— BEGIN Stored records —

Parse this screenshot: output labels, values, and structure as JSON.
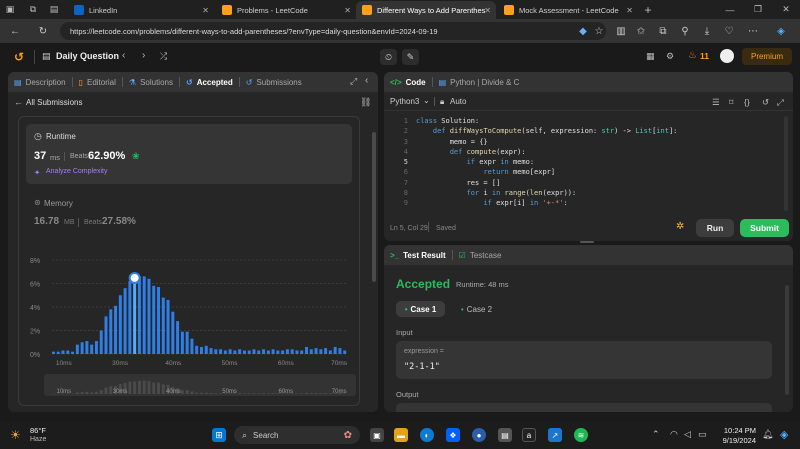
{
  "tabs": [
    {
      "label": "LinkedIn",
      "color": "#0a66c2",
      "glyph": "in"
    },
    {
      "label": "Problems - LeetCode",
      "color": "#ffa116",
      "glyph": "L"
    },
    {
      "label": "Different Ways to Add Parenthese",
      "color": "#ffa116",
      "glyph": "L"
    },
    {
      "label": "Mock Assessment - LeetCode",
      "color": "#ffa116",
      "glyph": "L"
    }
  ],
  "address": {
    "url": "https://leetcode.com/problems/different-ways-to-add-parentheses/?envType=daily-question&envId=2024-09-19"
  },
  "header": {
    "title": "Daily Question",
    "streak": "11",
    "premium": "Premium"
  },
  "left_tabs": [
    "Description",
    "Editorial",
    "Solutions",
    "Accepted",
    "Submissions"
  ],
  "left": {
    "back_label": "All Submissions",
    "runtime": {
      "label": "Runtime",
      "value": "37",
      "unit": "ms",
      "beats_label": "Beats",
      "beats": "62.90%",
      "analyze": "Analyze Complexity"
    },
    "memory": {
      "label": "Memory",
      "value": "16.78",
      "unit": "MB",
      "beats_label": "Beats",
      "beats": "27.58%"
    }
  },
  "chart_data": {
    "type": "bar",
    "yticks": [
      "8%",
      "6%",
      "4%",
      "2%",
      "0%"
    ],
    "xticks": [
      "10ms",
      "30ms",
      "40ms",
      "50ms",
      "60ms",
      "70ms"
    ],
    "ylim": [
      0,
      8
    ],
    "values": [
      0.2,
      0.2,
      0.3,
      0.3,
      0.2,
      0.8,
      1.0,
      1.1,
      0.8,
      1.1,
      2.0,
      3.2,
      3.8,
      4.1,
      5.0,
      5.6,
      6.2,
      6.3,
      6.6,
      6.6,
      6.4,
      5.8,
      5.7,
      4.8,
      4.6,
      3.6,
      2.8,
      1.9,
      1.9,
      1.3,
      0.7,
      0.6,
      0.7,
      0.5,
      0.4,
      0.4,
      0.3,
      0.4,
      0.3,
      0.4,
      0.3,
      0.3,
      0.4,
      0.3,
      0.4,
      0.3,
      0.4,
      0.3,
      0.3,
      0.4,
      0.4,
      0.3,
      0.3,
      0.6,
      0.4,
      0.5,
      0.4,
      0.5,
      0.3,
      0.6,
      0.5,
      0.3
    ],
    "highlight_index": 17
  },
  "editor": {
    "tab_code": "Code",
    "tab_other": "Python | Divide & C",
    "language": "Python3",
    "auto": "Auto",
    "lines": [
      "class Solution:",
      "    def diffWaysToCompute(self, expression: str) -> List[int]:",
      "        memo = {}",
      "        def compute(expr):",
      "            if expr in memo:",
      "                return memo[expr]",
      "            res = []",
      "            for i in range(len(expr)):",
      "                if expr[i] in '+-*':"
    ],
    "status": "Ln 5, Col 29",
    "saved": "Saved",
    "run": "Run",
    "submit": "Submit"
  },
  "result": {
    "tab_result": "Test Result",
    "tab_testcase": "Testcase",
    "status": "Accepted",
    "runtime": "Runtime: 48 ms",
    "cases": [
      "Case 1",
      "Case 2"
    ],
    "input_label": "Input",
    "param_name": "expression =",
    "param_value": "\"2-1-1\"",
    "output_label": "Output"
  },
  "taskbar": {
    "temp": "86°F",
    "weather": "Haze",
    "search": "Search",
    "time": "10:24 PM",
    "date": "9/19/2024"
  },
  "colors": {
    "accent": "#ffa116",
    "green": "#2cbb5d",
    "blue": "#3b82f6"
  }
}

— END Stored records —
— BEGIN Stored records —

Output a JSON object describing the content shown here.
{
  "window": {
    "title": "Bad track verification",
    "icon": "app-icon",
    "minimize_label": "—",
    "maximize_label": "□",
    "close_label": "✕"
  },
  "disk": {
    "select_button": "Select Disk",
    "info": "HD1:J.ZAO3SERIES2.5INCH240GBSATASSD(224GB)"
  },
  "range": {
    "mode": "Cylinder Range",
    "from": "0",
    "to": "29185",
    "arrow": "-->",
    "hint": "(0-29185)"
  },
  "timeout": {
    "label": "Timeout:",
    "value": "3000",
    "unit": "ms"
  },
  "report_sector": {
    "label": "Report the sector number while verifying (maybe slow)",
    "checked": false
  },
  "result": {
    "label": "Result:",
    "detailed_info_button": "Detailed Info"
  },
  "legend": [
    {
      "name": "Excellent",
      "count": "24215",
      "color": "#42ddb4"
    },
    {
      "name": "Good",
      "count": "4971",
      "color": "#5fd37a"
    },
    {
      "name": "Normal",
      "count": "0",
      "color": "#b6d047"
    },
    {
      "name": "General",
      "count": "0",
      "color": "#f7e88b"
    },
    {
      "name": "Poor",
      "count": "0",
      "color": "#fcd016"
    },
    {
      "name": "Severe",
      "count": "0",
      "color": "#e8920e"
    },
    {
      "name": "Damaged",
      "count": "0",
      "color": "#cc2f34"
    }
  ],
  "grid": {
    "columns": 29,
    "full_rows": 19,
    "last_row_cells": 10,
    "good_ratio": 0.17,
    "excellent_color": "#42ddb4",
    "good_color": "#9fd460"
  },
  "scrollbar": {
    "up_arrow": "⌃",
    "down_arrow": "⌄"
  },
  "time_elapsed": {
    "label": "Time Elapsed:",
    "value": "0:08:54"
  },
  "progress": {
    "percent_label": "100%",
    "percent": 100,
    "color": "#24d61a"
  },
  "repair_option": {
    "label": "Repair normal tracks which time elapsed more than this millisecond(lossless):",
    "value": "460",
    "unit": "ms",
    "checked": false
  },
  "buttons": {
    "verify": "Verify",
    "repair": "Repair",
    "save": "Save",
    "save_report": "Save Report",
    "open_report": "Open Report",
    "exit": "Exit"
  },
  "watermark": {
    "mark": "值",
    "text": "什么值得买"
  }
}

— END Stored records —
— BEGIN Stored records —

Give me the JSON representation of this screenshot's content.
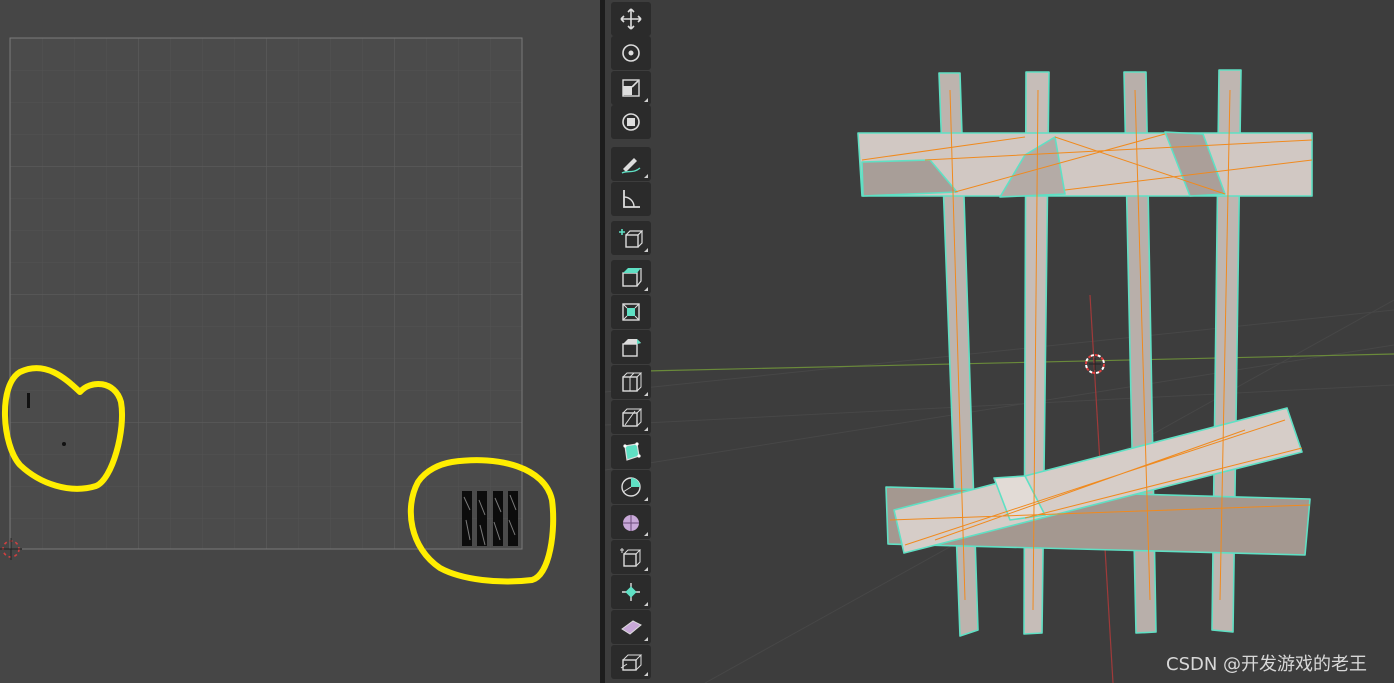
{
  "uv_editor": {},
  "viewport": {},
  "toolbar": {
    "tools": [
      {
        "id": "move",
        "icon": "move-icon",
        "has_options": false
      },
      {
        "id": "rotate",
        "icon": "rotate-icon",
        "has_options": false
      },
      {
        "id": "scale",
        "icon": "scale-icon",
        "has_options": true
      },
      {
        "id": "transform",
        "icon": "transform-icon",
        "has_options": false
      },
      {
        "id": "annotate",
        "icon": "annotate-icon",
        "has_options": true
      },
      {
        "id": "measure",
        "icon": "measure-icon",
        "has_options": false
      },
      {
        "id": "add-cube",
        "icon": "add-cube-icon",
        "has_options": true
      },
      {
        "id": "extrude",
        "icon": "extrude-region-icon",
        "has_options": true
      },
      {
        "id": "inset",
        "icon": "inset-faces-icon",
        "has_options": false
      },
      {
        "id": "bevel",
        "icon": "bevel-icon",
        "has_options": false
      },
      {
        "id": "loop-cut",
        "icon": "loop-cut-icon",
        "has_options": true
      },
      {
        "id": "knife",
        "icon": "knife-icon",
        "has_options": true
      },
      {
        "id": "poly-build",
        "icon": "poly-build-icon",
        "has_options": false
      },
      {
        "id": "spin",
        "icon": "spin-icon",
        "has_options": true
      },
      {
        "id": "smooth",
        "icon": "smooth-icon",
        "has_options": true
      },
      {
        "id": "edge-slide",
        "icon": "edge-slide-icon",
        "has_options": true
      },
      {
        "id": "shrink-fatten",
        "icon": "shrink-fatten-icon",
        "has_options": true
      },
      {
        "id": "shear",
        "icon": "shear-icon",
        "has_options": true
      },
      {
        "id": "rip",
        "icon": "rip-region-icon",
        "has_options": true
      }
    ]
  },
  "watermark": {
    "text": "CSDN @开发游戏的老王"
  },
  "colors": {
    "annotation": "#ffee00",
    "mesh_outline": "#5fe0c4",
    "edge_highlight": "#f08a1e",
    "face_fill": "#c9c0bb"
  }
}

— END Stored records —

Task to carry out –
Scan the material above and determine how many lines include the word "fatten"; report only the number.

Result for this exercise –
2